■ TASK TO CARRY OUT ■
Pictures aside, write out every record exactly as it appears.

(Collected data entries)
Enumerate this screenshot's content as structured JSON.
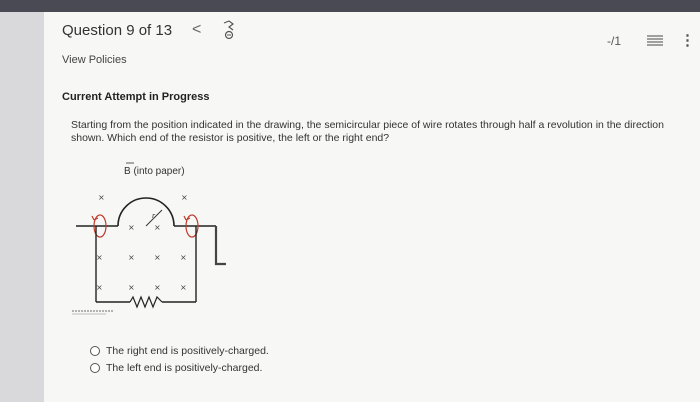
{
  "header": {
    "question_label": "Question 9 of 13",
    "prev_glyph": "<",
    "score": "-/1",
    "more_glyph": "⋮"
  },
  "links": {
    "view_policies": "View Policies"
  },
  "attempt_label": "Current Attempt in Progress",
  "question": {
    "text": "Starting from the position indicated in the drawing, the semicircular piece of wire rotates through half a revolution in the direction shown. Which end of the resistor is positive, the left or the right end?"
  },
  "figure": {
    "field_label": "B (into paper)",
    "radius_label": "r",
    "x_mark": "×"
  },
  "options": [
    {
      "label": "The right end is positively-charged."
    },
    {
      "label": "The left end is positively-charged."
    }
  ]
}
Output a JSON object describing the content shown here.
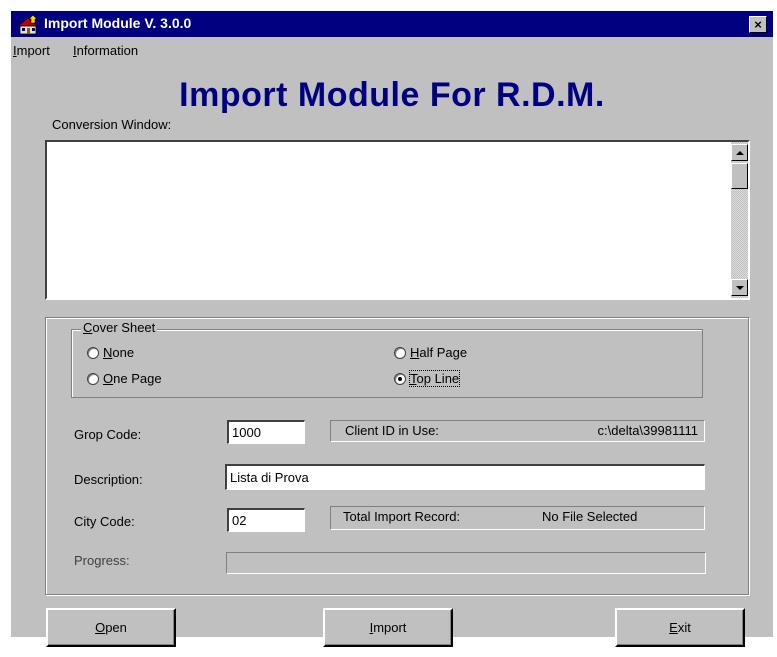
{
  "window": {
    "title": "Import Module V. 3.0.0",
    "close_label": "×",
    "app_icon": "house-arrow-icon"
  },
  "menu": {
    "items": [
      {
        "first": "I",
        "rest": "mport"
      },
      {
        "first": "I",
        "rest": "nformation"
      }
    ]
  },
  "header": {
    "title": "Import Module For R.D.M."
  },
  "conversion": {
    "label": "Conversion Window:",
    "content": ""
  },
  "cover_sheet": {
    "legend_first": "C",
    "legend_rest": "over Sheet",
    "options": [
      {
        "first": "N",
        "rest": "one",
        "checked": false
      },
      {
        "first": "O",
        "rest": "ne Page",
        "checked": false
      },
      {
        "first": "H",
        "rest": "alf Page",
        "checked": false
      },
      {
        "first": "T",
        "rest": "op Line",
        "checked": true
      }
    ]
  },
  "form": {
    "group_code_label": "Grop Code:",
    "group_code_value": "1000",
    "client_id_label": "Client ID in Use:",
    "client_id_value": "c:\\delta\\39981111",
    "description_label": "Description:",
    "description_value": "Lista di Prova",
    "city_code_label": "City Code:",
    "city_code_value": "02",
    "total_label": "Total Import Record:",
    "total_value": "No File Selected",
    "progress_label": "Progress:",
    "progress_value": 0
  },
  "buttons": {
    "open": {
      "first": "O",
      "rest": "pen"
    },
    "import": {
      "first": "I",
      "rest": "mport"
    },
    "exit": {
      "first": "E",
      "rest": "xit"
    }
  },
  "colors": {
    "titlebar": "#000080",
    "face": "#c0c0c0",
    "header_text": "#000080"
  }
}
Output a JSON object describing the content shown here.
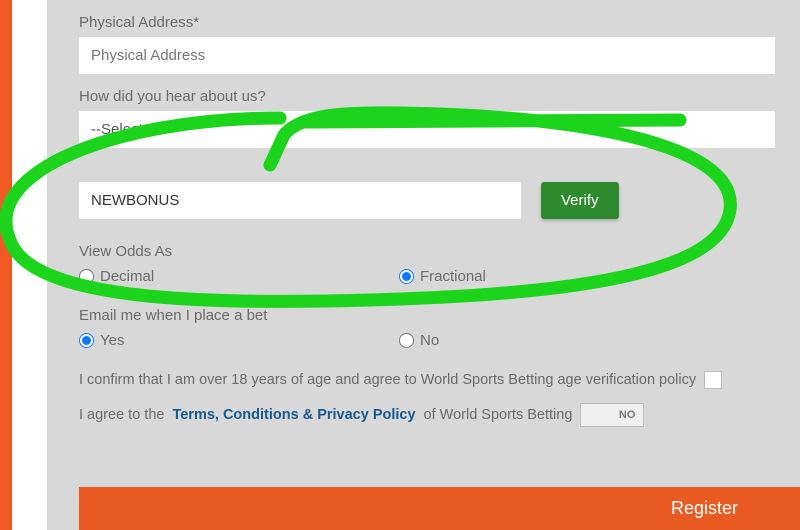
{
  "form": {
    "physical_address": {
      "label": "Physical Address*",
      "placeholder": "Physical Address"
    },
    "hear_about": {
      "label": "How did you hear about us?",
      "selected": "--Select--"
    },
    "bonus": {
      "value": "NEWBONUS",
      "verify_label": "Verify"
    },
    "view_odds": {
      "label": "View Odds As",
      "option1": "Decimal",
      "option2": "Fractional",
      "selected": "Fractional"
    },
    "email_bet": {
      "label": "Email me when I place a bet",
      "option1": "Yes",
      "option2": "No",
      "selected": "Yes"
    },
    "consent_age": "I confirm that I am over 18 years of age and agree to World Sports Betting age verification policy",
    "consent_terms_prefix": "I agree to the ",
    "consent_terms_link": "Terms, Conditions & Privacy Policy",
    "consent_terms_suffix": " of World Sports Betting ",
    "toggle_no": "NO",
    "register_label": "Register"
  }
}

■ WORKED SOLUTION ■
Enumerate this screenshot's content as structured JSON.
{
  "header": {
    "question_label": "Question 9 of 13",
    "prev_glyph": "<",
    "score": "-/1",
    "more_glyph": "⋮"
  },
  "links": {
    "view_policies": "View Policies"
  },
  "attempt_label": "Current Attempt in Progress",
  "question": {
    "text": "Starting from the position indicated in the drawing, the semicircular piece of wire rotates through half a revolution in the direction shown. Which end of the resistor is positive, the left or the right end?"
  },
  "figure": {
    "field_label": "B (into paper)",
    "radius_label": "r",
    "x_mark": "×"
  },
  "options": [
    {
      "label": "The right end is positively-charged."
    },
    {
      "label": "The left end is positively-charged."
    }
  ]
}
Output a JSON object describing the content shown here.
{
  "window": {
    "title": "Import Module V. 3.0.0",
    "close_label": "×",
    "app_icon": "house-arrow-icon"
  },
  "menu": {
    "items": [
      {
        "first": "I",
        "rest": "mport"
      },
      {
        "first": "I",
        "rest": "nformation"
      }
    ]
  },
  "header": {
    "title": "Import Module For R.D.M."
  },
  "conversion": {
    "label": "Conversion Window:",
    "content": ""
  },
  "cover_sheet": {
    "legend_first": "C",
    "legend_rest": "over Sheet",
    "options": [
      {
        "first": "N",
        "rest": "one",
        "checked": false
      },
      {
        "first": "O",
        "rest": "ne Page",
        "checked": false
      },
      {
        "first": "H",
        "rest": "alf Page",
        "checked": false
      },
      {
        "first": "T",
        "rest": "op Line",
        "checked": true
      }
    ]
  },
  "form": {
    "group_code_label": "Grop Code:",
    "group_code_value": "1000",
    "client_id_label": "Client ID in Use:",
    "client_id_value": "c:\\delta\\39981111",
    "description_label": "Description:",
    "description_value": "Lista di Prova",
    "city_code_label": "City Code:",
    "city_code_value": "02",
    "total_label": "Total Import Record:",
    "total_value": "No File Selected",
    "progress_label": "Progress:",
    "progress_value": 0
  },
  "buttons": {
    "open": {
      "first": "O",
      "rest": "pen"
    },
    "import": {
      "first": "I",
      "rest": "mport"
    },
    "exit": {
      "first": "E",
      "rest": "xit"
    }
  },
  "colors": {
    "titlebar": "#000080",
    "face": "#c0c0c0",
    "header_text": "#000080"
  }
}
Output a JSON object describing the content shown here.
{
  "form": {
    "physical_address": {
      "label": "Physical Address*",
      "placeholder": "Physical Address"
    },
    "hear_about": {
      "label": "How did you hear about us?",
      "selected": "--Select--"
    },
    "bonus": {
      "value": "NEWBONUS",
      "verify_label": "Verify"
    },
    "view_odds": {
      "label": "View Odds As",
      "option1": "Decimal",
      "option2": "Fractional",
      "selected": "Fractional"
    },
    "email_bet": {
      "label": "Email me when I place a bet",
      "option1": "Yes",
      "option2": "No",
      "selected": "Yes"
    },
    "consent_age": "I confirm that I am over 18 years of age and agree to World Sports Betting age verification policy",
    "consent_terms_prefix": "I agree to the ",
    "consent_terms_link": "Terms, Conditions & Privacy Policy",
    "consent_terms_suffix": " of World Sports Betting ",
    "toggle_no": "NO",
    "register_label": "Register"
  }
}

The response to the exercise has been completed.